■ Data for processing ■
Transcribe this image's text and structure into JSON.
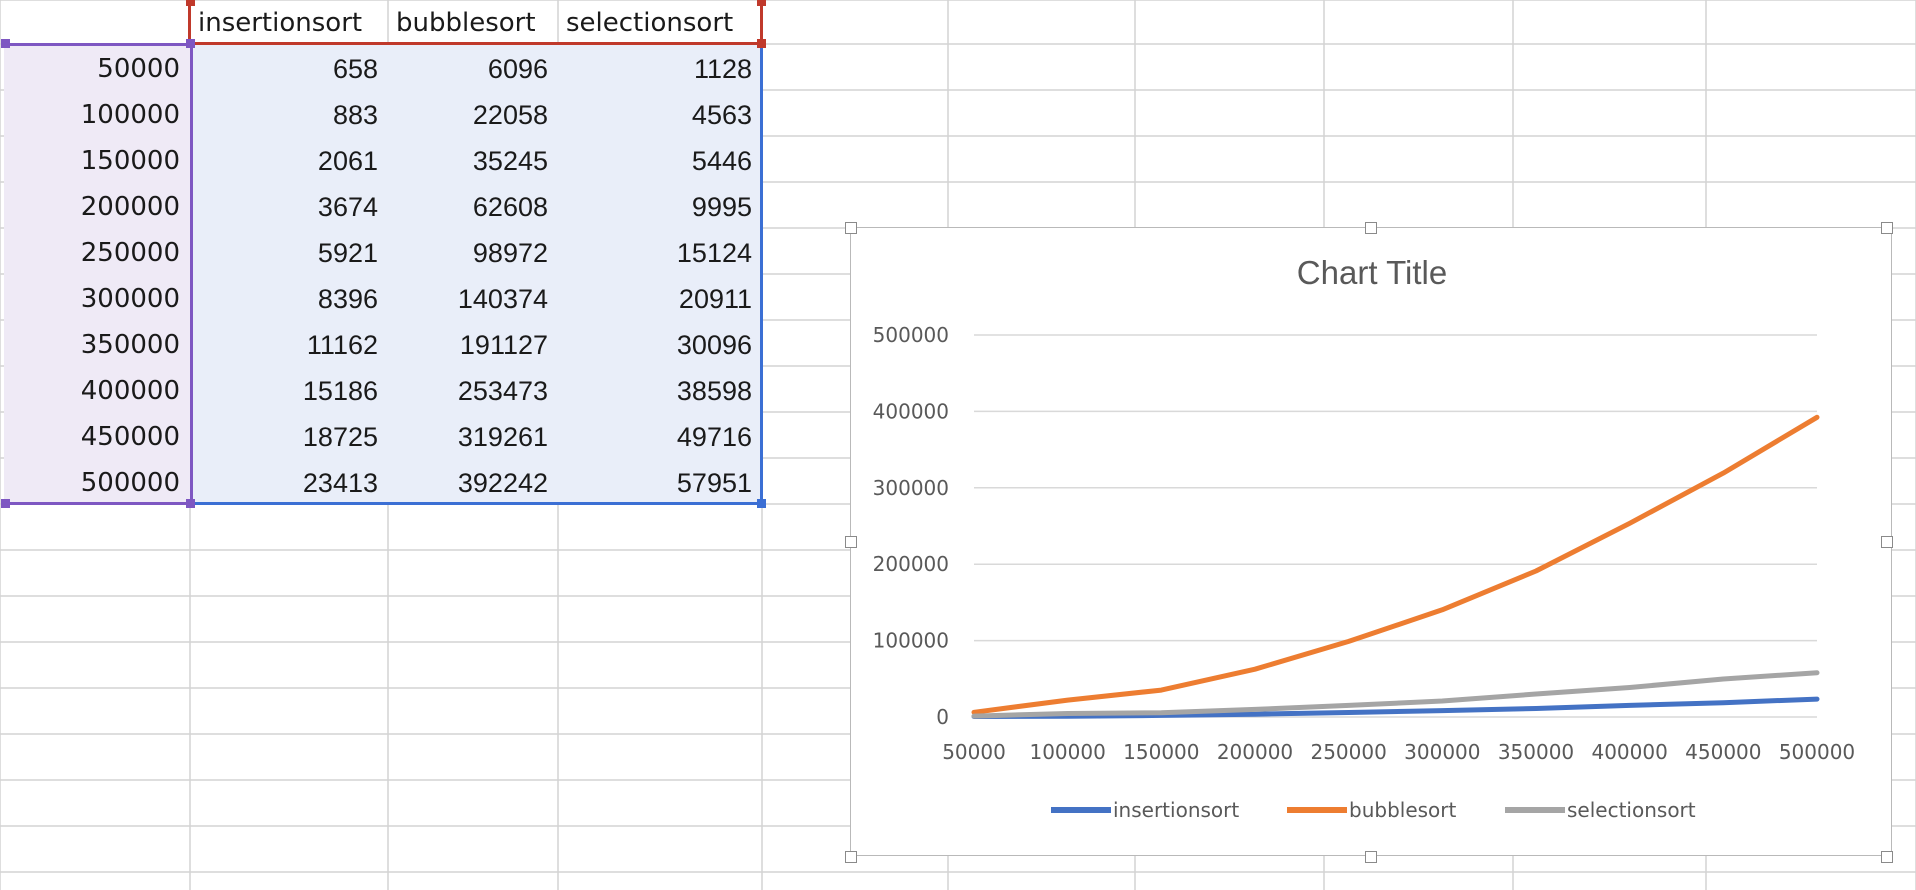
{
  "sheet": {
    "headers": [
      "insertionsort",
      "bubblesort",
      "selectionsort"
    ],
    "rows": [
      {
        "n": "50000",
        "cells": [
          "658",
          "6096",
          "1128"
        ]
      },
      {
        "n": "100000",
        "cells": [
          "883",
          "22058",
          "4563"
        ]
      },
      {
        "n": "150000",
        "cells": [
          "2061",
          "35245",
          "5446"
        ]
      },
      {
        "n": "200000",
        "cells": [
          "3674",
          "62608",
          "9995"
        ]
      },
      {
        "n": "250000",
        "cells": [
          "5921",
          "98972",
          "15124"
        ]
      },
      {
        "n": "300000",
        "cells": [
          "8396",
          "140374",
          "20911"
        ]
      },
      {
        "n": "350000",
        "cells": [
          "11162",
          "191127",
          "30096"
        ]
      },
      {
        "n": "400000",
        "cells": [
          "15186",
          "253473",
          "38598"
        ]
      },
      {
        "n": "450000",
        "cells": [
          "18725",
          "319261",
          "49716"
        ]
      },
      {
        "n": "500000",
        "cells": [
          "23413",
          "392242",
          "57951"
        ]
      }
    ]
  },
  "colors": {
    "gridline": "#d4d4d4",
    "header_selection": "#c0392b",
    "row_selection": "#7e57c2",
    "data_selection": "#3b6fd4",
    "data_fill": "#e9eef9",
    "row_fill": "#efeaf6"
  },
  "chart_data": {
    "type": "line",
    "title": "Chart Title",
    "categories": [
      "50000",
      "100000",
      "150000",
      "200000",
      "250000",
      "300000",
      "350000",
      "400000",
      "450000",
      "500000"
    ],
    "series": [
      {
        "name": "insertionsort",
        "color": "#4472c4",
        "values": [
          658,
          883,
          2061,
          3674,
          5921,
          8396,
          11162,
          15186,
          18725,
          23413
        ]
      },
      {
        "name": "bubblesort",
        "color": "#ed7d31",
        "values": [
          6096,
          22058,
          35245,
          62608,
          98972,
          140374,
          191127,
          253473,
          319261,
          392242
        ]
      },
      {
        "name": "selectionsort",
        "color": "#a5a5a5",
        "values": [
          1128,
          4563,
          5446,
          9995,
          15124,
          20911,
          30096,
          38598,
          49716,
          57951
        ]
      }
    ],
    "yticks": [
      "0",
      "100000",
      "200000",
      "300000",
      "400000",
      "500000"
    ],
    "ylim": [
      0,
      500000
    ],
    "grid": true,
    "legend": "bottom"
  }
}
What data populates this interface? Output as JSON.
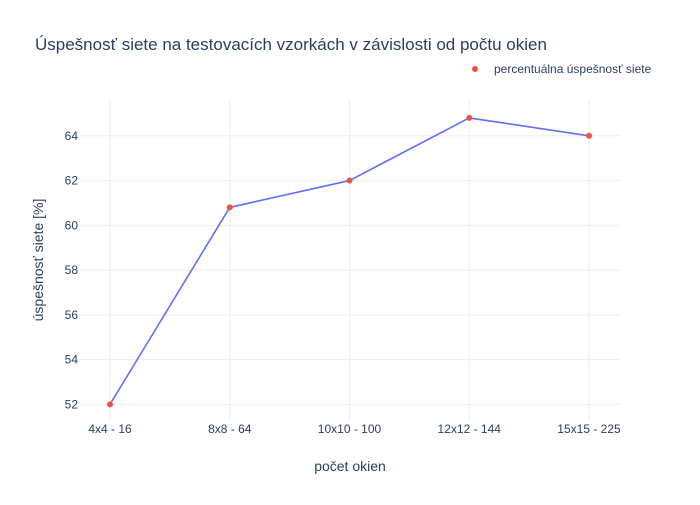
{
  "chart_data": {
    "type": "line",
    "title": "Úspešnosť siete na testovacích vzorkách v závislosti od počtu okien",
    "xlabel": "počet okien",
    "ylabel": "úspešnosť siete [%]",
    "categories": [
      "4x4 - 16",
      "8x8 - 64",
      "10x10 - 100",
      "12x12 - 144",
      "15x15 - 225"
    ],
    "series": [
      {
        "name": "percentuálna úspešnosť siete",
        "values": [
          52.0,
          60.8,
          62.0,
          64.8,
          64.0
        ],
        "line_color": "#636efa",
        "marker_color": "#ef553b"
      }
    ],
    "yticks": [
      52,
      54,
      56,
      58,
      60,
      62,
      64
    ],
    "ylim": [
      51.3,
      65.6
    ],
    "grid": true,
    "legend_position": "top-right"
  }
}
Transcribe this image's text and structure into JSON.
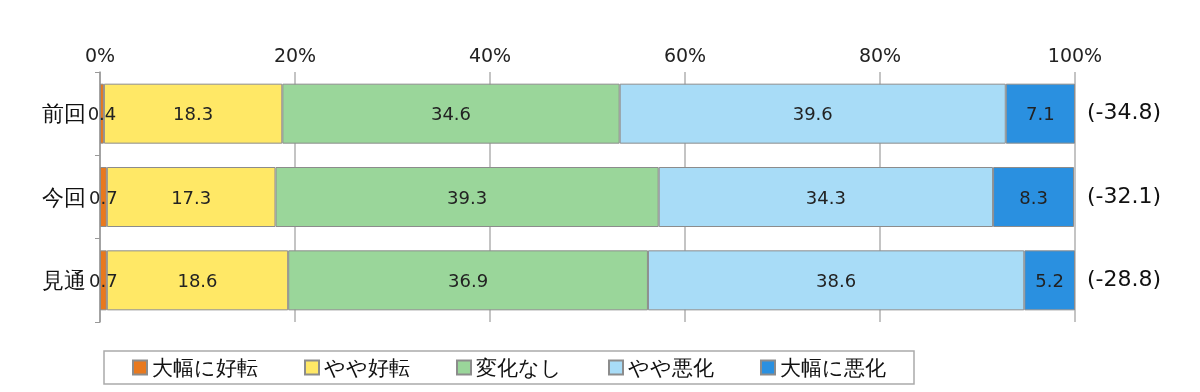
{
  "chart_data": {
    "type": "bar",
    "orientation": "horizontal",
    "stacked": true,
    "categories": [
      "前回",
      "今回",
      "見通"
    ],
    "series": [
      {
        "name": "大幅に好転",
        "color": "#e8791e",
        "values": [
          0.4,
          0.7,
          0.7
        ]
      },
      {
        "name": "やや好転",
        "color": "#ffe866",
        "values": [
          18.3,
          17.3,
          18.6
        ]
      },
      {
        "name": "変化なし",
        "color": "#9ad69a",
        "values": [
          34.6,
          39.3,
          36.9
        ]
      },
      {
        "name": "やや悪化",
        "color": "#a8dcf7",
        "values": [
          39.6,
          34.3,
          38.6
        ]
      },
      {
        "name": "大幅に悪化",
        "color": "#2a90e0",
        "values": [
          7.1,
          8.3,
          5.2
        ]
      }
    ],
    "xlim": [
      0,
      100
    ],
    "xticks": [
      {
        "value": 0,
        "label": "0%"
      },
      {
        "value": 20,
        "label": "20%"
      },
      {
        "value": 40,
        "label": "40%"
      },
      {
        "value": 60,
        "label": "60%"
      },
      {
        "value": 80,
        "label": "80%"
      },
      {
        "value": 100,
        "label": "100%"
      }
    ],
    "annotations": [
      "(-34.8)",
      "(-32.1)",
      "(-28.8)"
    ],
    "data_labels": true,
    "grid": "x",
    "legend": "bottom"
  }
}
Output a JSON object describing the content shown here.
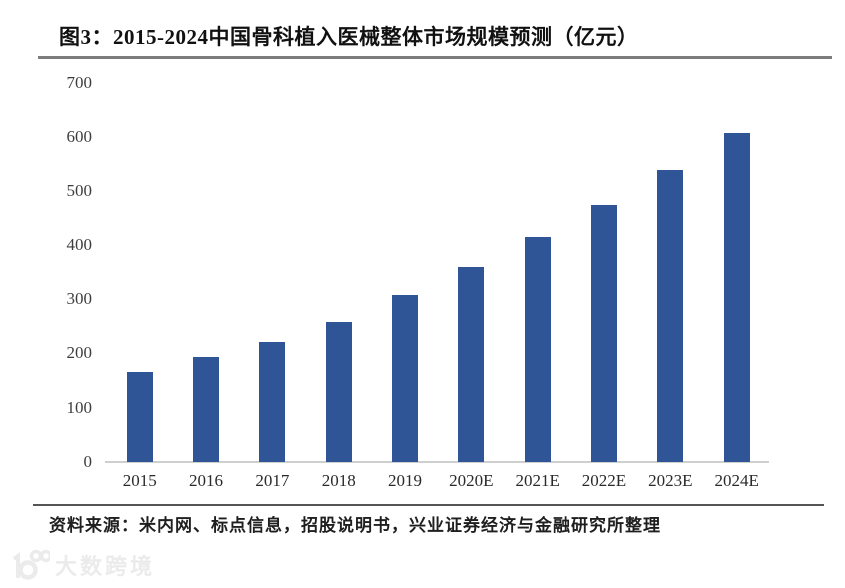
{
  "header": {
    "title": "图3：2015-2024中国骨科植入医械整体市场规模预测（亿元）"
  },
  "chart_data": {
    "type": "bar",
    "title": "2015-2024中国骨科植入医械整体市场规模预测",
    "unit_label": "亿元",
    "categories": [
      "2015",
      "2016",
      "2017",
      "2018",
      "2019",
      "2020E",
      "2021E",
      "2022E",
      "2023E",
      "2024E"
    ],
    "values": [
      166,
      193,
      222,
      258,
      308,
      360,
      415,
      475,
      538,
      607
    ],
    "xlabel": "",
    "ylabel": "",
    "ylim": [
      0,
      700
    ],
    "yticks": [
      0,
      100,
      200,
      300,
      400,
      500,
      600,
      700
    ],
    "bar_color": "#2F5597",
    "axis_line_color": "#cfcfcf",
    "grid": false,
    "legend_position": "none"
  },
  "footer": {
    "source": "资料来源：米内网、标点信息，招股说明书，兴业证券经济与金融研究所整理"
  },
  "watermark": {
    "text": "大数跨境",
    "logo": "10100-logo",
    "color": "#ebebeb"
  }
}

■ Task instructions ■
Repeat each entry exactly. Pictures do not belong in the copy.

■ The completed task ■
Transcribe this image's text and structure into JSON.
{
  "sheet": {
    "headers": [
      "insertionsort",
      "bubblesort",
      "selectionsort"
    ],
    "rows": [
      {
        "n": "50000",
        "cells": [
          "658",
          "6096",
          "1128"
        ]
      },
      {
        "n": "100000",
        "cells": [
          "883",
          "22058",
          "4563"
        ]
      },
      {
        "n": "150000",
        "cells": [
          "2061",
          "35245",
          "5446"
        ]
      },
      {
        "n": "200000",
        "cells": [
          "3674",
          "62608",
          "9995"
        ]
      },
      {
        "n": "250000",
        "cells": [
          "5921",
          "98972",
          "15124"
        ]
      },
      {
        "n": "300000",
        "cells": [
          "8396",
          "140374",
          "20911"
        ]
      },
      {
        "n": "350000",
        "cells": [
          "11162",
          "191127",
          "30096"
        ]
      },
      {
        "n": "400000",
        "cells": [
          "15186",
          "253473",
          "38598"
        ]
      },
      {
        "n": "450000",
        "cells": [
          "18725",
          "319261",
          "49716"
        ]
      },
      {
        "n": "500000",
        "cells": [
          "23413",
          "392242",
          "57951"
        ]
      }
    ]
  },
  "colors": {
    "gridline": "#d4d4d4",
    "header_selection": "#c0392b",
    "row_selection": "#7e57c2",
    "data_selection": "#3b6fd4",
    "data_fill": "#e9eef9",
    "row_fill": "#efeaf6"
  },
  "chart_data": {
    "type": "line",
    "title": "Chart Title",
    "categories": [
      "50000",
      "100000",
      "150000",
      "200000",
      "250000",
      "300000",
      "350000",
      "400000",
      "450000",
      "500000"
    ],
    "series": [
      {
        "name": "insertionsort",
        "color": "#4472c4",
        "values": [
          658,
          883,
          2061,
          3674,
          5921,
          8396,
          11162,
          15186,
          18725,
          23413
        ]
      },
      {
        "name": "bubblesort",
        "color": "#ed7d31",
        "values": [
          6096,
          22058,
          35245,
          62608,
          98972,
          140374,
          191127,
          253473,
          319261,
          392242
        ]
      },
      {
        "name": "selectionsort",
        "color": "#a5a5a5",
        "values": [
          1128,
          4563,
          5446,
          9995,
          15124,
          20911,
          30096,
          38598,
          49716,
          57951
        ]
      }
    ],
    "yticks": [
      "0",
      "100000",
      "200000",
      "300000",
      "400000",
      "500000"
    ],
    "ylim": [
      0,
      500000
    ],
    "grid": true,
    "legend": "bottom"
  }
}
What data populates this interface? Output as JSON.
{
  "chart_data": {
    "type": "line",
    "title": "Úspešnosť siete na testovacích vzorkách v závislosti od počtu okien",
    "xlabel": "počet okien",
    "ylabel": "úspešnosť siete [%]",
    "categories": [
      "4x4 - 16",
      "8x8 - 64",
      "10x10 - 100",
      "12x12 - 144",
      "15x15 - 225"
    ],
    "series": [
      {
        "name": "percentuálna úspešnosť siete",
        "values": [
          52.0,
          60.8,
          62.0,
          64.8,
          64.0
        ],
        "line_color": "#636efa",
        "marker_color": "#ef553b"
      }
    ],
    "yticks": [
      52,
      54,
      56,
      58,
      60,
      62,
      64
    ],
    "ylim": [
      51.3,
      65.6
    ],
    "grid": true,
    "legend_position": "top-right"
  }
}
Transcribe this image's text and structure into JSON.
{
  "chart_data": {
    "type": "bar",
    "orientation": "horizontal",
    "stacked": true,
    "categories": [
      "前回",
      "今回",
      "見通"
    ],
    "series": [
      {
        "name": "大幅に好転",
        "color": "#e8791e",
        "values": [
          0.4,
          0.7,
          0.7
        ]
      },
      {
        "name": "やや好転",
        "color": "#ffe866",
        "values": [
          18.3,
          17.3,
          18.6
        ]
      },
      {
        "name": "変化なし",
        "color": "#9ad69a",
        "values": [
          34.6,
          39.3,
          36.9
        ]
      },
      {
        "name": "やや悪化",
        "color": "#a8dcf7",
        "values": [
          39.6,
          34.3,
          38.6
        ]
      },
      {
        "name": "大幅に悪化",
        "color": "#2a90e0",
        "values": [
          7.1,
          8.3,
          5.2
        ]
      }
    ],
    "xlim": [
      0,
      100
    ],
    "xticks": [
      {
        "value": 0,
        "label": "0%"
      },
      {
        "value": 20,
        "label": "20%"
      },
      {
        "value": 40,
        "label": "40%"
      },
      {
        "value": 60,
        "label": "60%"
      },
      {
        "value": 80,
        "label": "80%"
      },
      {
        "value": 100,
        "label": "100%"
      }
    ],
    "annotations": [
      "(-34.8)",
      "(-32.1)",
      "(-28.8)"
    ],
    "data_labels": true,
    "grid": "x",
    "legend": "bottom"
  }
}
Output a JSON object describing the content shown here.
{
  "header": {
    "title": "图3：2015-2024中国骨科植入医械整体市场规模预测（亿元）"
  },
  "chart_data": {
    "type": "bar",
    "title": "2015-2024中国骨科植入医械整体市场规模预测",
    "unit_label": "亿元",
    "categories": [
      "2015",
      "2016",
      "2017",
      "2018",
      "2019",
      "2020E",
      "2021E",
      "2022E",
      "2023E",
      "2024E"
    ],
    "values": [
      166,
      193,
      222,
      258,
      308,
      360,
      415,
      475,
      538,
      607
    ],
    "xlabel": "",
    "ylabel": "",
    "ylim": [
      0,
      700
    ],
    "yticks": [
      0,
      100,
      200,
      300,
      400,
      500,
      600,
      700
    ],
    "bar_color": "#2F5597",
    "axis_line_color": "#cfcfcf",
    "grid": false,
    "legend_position": "none"
  },
  "footer": {
    "source": "资料来源：米内网、标点信息，招股说明书，兴业证券经济与金融研究所整理"
  },
  "watermark": {
    "text": "大数跨境",
    "logo": "10100-logo",
    "color": "#ebebeb"
  }
}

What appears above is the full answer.